§ **THE EXERCISE**: Extract from the listing each line in which the word "name" appears.

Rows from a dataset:
+===+

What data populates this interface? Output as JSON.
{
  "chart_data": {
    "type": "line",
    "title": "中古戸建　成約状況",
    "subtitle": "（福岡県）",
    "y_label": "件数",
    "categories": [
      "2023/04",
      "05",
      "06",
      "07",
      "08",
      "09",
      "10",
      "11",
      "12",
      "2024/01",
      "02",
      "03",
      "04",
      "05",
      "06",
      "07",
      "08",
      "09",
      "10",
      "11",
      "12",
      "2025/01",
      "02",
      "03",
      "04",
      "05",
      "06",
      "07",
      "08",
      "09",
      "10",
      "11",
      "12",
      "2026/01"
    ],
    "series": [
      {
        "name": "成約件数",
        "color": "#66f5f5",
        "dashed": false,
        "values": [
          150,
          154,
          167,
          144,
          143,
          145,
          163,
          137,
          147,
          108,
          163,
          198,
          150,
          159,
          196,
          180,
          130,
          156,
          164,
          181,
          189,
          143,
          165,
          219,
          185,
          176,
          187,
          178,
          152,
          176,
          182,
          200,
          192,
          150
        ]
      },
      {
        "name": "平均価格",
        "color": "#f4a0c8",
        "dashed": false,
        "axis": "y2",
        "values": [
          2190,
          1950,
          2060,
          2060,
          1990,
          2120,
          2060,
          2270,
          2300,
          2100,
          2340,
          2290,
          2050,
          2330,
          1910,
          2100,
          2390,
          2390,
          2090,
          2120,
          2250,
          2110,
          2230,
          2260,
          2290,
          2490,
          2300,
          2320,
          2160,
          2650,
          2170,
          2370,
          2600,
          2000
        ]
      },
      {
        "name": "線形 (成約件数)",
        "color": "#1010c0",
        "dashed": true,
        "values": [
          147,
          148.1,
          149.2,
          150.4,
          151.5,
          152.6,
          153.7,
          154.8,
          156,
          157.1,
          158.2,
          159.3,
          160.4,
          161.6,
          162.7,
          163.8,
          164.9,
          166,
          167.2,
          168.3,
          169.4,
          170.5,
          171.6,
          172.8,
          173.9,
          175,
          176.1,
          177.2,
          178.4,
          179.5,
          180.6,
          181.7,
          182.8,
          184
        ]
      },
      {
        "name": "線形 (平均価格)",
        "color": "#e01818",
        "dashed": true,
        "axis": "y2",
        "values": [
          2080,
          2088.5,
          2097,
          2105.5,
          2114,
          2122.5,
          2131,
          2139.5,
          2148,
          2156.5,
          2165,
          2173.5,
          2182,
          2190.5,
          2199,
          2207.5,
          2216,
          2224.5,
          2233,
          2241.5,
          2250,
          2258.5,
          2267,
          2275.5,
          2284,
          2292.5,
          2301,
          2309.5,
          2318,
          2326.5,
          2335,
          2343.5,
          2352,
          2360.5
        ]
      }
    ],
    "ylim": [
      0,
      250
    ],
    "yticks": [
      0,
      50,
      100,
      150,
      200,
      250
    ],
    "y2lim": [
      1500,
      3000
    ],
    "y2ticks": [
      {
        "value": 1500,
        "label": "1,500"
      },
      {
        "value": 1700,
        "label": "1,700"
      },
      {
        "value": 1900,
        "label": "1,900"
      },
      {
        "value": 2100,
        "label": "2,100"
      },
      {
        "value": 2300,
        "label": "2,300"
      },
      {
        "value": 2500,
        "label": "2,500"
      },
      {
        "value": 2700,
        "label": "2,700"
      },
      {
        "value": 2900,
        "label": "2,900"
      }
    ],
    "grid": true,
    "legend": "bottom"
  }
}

+===+

§ **EXERCISE SOLUTION**:
        "name": "成約件数",
        "name": "平均価格",
        "name": "線形 (成約件数)",
        "name": "線形 (平均価格)",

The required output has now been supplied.